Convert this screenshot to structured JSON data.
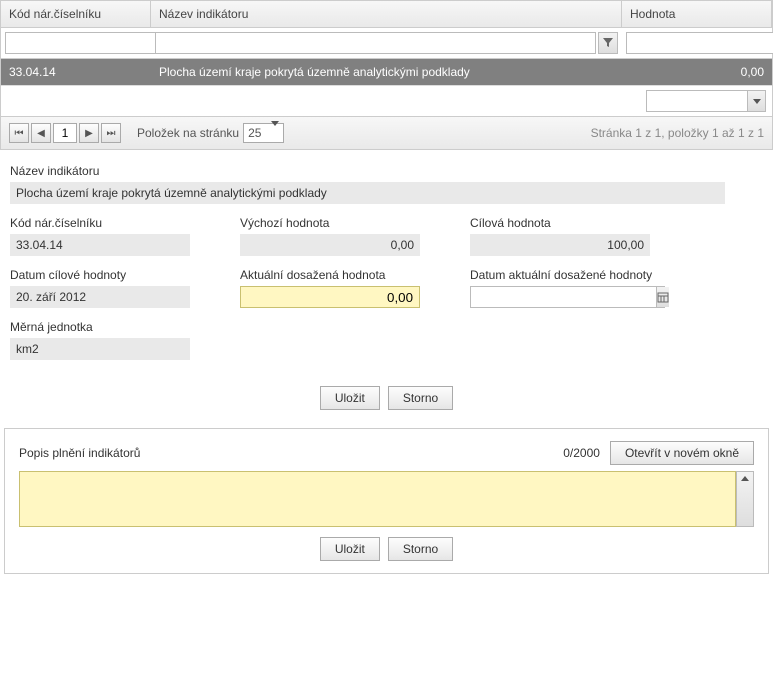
{
  "grid": {
    "headers": {
      "code": "Kód nár.číselníku",
      "name": "Název indikátoru",
      "value": "Hodnota"
    },
    "row": {
      "code": "33.04.14",
      "name": "Plocha území kraje pokrytá územně analytickými podklady",
      "value": "0,00"
    },
    "pager": {
      "page": "1",
      "per_page_label": "Položek na stránku",
      "per_page_value": "25",
      "summary": "Stránka 1 z 1, položky 1 až 1 z 1"
    }
  },
  "form": {
    "name_label": "Název indikátoru",
    "name_value": "Plocha území kraje pokrytá územně analytickými podklady",
    "code_label": "Kód nár.číselníku",
    "code_value": "33.04.14",
    "initial_label": "Výchozí hodnota",
    "initial_value": "0,00",
    "target_label": "Cílová hodnota",
    "target_value": "100,00",
    "target_date_label": "Datum cílové hodnoty",
    "target_date_value": "20. září 2012",
    "current_label": "Aktuální dosažená hodnota",
    "current_value": "0,00",
    "current_date_label": "Datum aktuální dosažené hodnoty",
    "current_date_value": "",
    "unit_label": "Měrná jednotka",
    "unit_value": "km2"
  },
  "buttons": {
    "save": "Uložit",
    "cancel": "Storno",
    "open_new": "Otevřít v novém okně"
  },
  "desc": {
    "title": "Popis plnění indikátorů",
    "counter": "0/2000",
    "value": ""
  }
}
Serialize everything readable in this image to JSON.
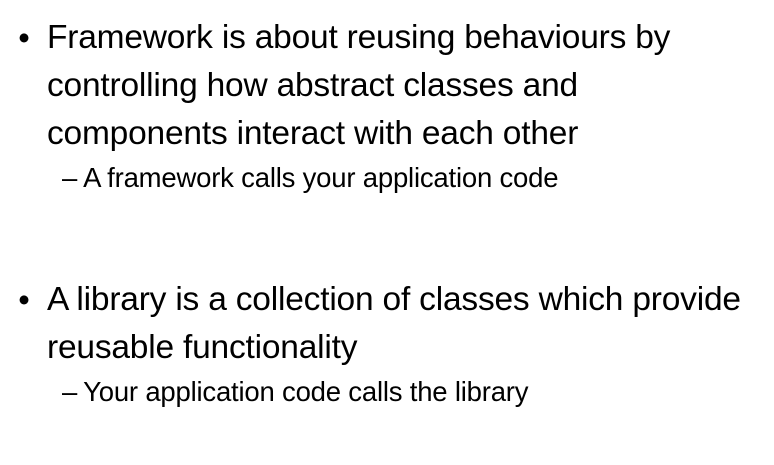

+ + + + +

WHAT YOU NEED TO DO: Using the records above, retype everything exactly except the pictures.

EXPECTED OUTPUT:
Convert this screenshot to structured JSON data.
{
  "grid": {
    "headers": {
      "code": "Kód nár.číselníku",
      "name": "Název indikátoru",
      "value": "Hodnota"
    },
    "row": {
      "code": "33.04.14",
      "name": "Plocha území kraje pokrytá územně analytickými podklady",
      "value": "0,00"
    },
    "pager": {
      "page": "1",
      "per_page_label": "Položek na stránku",
      "per_page_value": "25",
      "summary": "Stránka 1 z 1, položky 1 až 1 z 1"
    }
  },
  "form": {
    "name_label": "Název indikátoru",
    "name_value": "Plocha území kraje pokrytá územně analytickými podklady",
    "code_label": "Kód nár.číselníku",
    "code_value": "33.04.14",
    "initial_label": "Výchozí hodnota",
    "initial_value": "0,00",
    "target_label": "Cílová hodnota",
    "target_value": "100,00",
    "target_date_label": "Datum cílové hodnoty",
    "target_date_value": "20. září 2012",
    "current_label": "Aktuální dosažená hodnota",
    "current_value": "0,00",
    "current_date_label": "Datum aktuální dosažené hodnoty",
    "current_date_value": "",
    "unit_label": "Měrná jednotka",
    "unit_value": "km2"
  },
  "buttons": {
    "save": "Uložit",
    "cancel": "Storno",
    "open_new": "Otevřít v novém okně"
  },
  "desc": {
    "title": "Popis plnění indikátorů",
    "counter": "0/2000",
    "value": ""
  }
}
Serialize everything readable in this image to JSON.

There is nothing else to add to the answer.